**REQUEST:** Copy, in full, each line of the material that holds the word "Zealand".

** Begin **

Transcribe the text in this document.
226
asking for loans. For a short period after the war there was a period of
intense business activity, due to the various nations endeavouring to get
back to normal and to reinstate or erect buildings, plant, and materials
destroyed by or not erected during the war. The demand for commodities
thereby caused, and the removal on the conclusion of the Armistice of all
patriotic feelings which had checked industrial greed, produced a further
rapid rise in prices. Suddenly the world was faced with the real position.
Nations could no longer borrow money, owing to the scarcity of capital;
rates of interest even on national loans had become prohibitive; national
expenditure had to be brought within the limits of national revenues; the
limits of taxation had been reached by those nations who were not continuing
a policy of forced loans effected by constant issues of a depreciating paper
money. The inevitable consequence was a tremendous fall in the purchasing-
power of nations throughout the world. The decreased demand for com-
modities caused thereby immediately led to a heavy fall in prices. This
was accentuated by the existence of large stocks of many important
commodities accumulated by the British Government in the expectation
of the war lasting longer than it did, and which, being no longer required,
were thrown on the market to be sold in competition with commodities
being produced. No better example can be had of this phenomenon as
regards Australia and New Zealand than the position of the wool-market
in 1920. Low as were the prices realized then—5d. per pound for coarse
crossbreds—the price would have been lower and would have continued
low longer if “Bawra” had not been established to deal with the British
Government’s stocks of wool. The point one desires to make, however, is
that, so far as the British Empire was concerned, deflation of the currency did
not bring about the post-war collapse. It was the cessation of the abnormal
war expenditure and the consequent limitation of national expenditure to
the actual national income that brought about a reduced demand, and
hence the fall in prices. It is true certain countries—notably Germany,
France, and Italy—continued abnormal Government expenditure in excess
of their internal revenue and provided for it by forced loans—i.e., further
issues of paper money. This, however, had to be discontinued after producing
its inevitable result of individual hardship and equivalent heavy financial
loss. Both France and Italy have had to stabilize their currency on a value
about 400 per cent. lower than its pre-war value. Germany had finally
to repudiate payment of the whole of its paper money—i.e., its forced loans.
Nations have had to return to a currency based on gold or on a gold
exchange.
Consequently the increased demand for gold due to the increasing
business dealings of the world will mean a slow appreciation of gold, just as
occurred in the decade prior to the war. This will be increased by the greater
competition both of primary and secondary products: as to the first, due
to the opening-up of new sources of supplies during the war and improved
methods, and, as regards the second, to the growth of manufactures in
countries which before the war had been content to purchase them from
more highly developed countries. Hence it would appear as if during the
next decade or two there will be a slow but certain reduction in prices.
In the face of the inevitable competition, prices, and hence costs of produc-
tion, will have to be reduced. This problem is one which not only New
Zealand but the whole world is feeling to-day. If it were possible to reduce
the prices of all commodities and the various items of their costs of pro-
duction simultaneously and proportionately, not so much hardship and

** End **

**TASK OUTPUT:**
regards Australia and New Zealand than the position of the wool-market
Zealand but the whole world is feeling to-day. If it were possible to reduce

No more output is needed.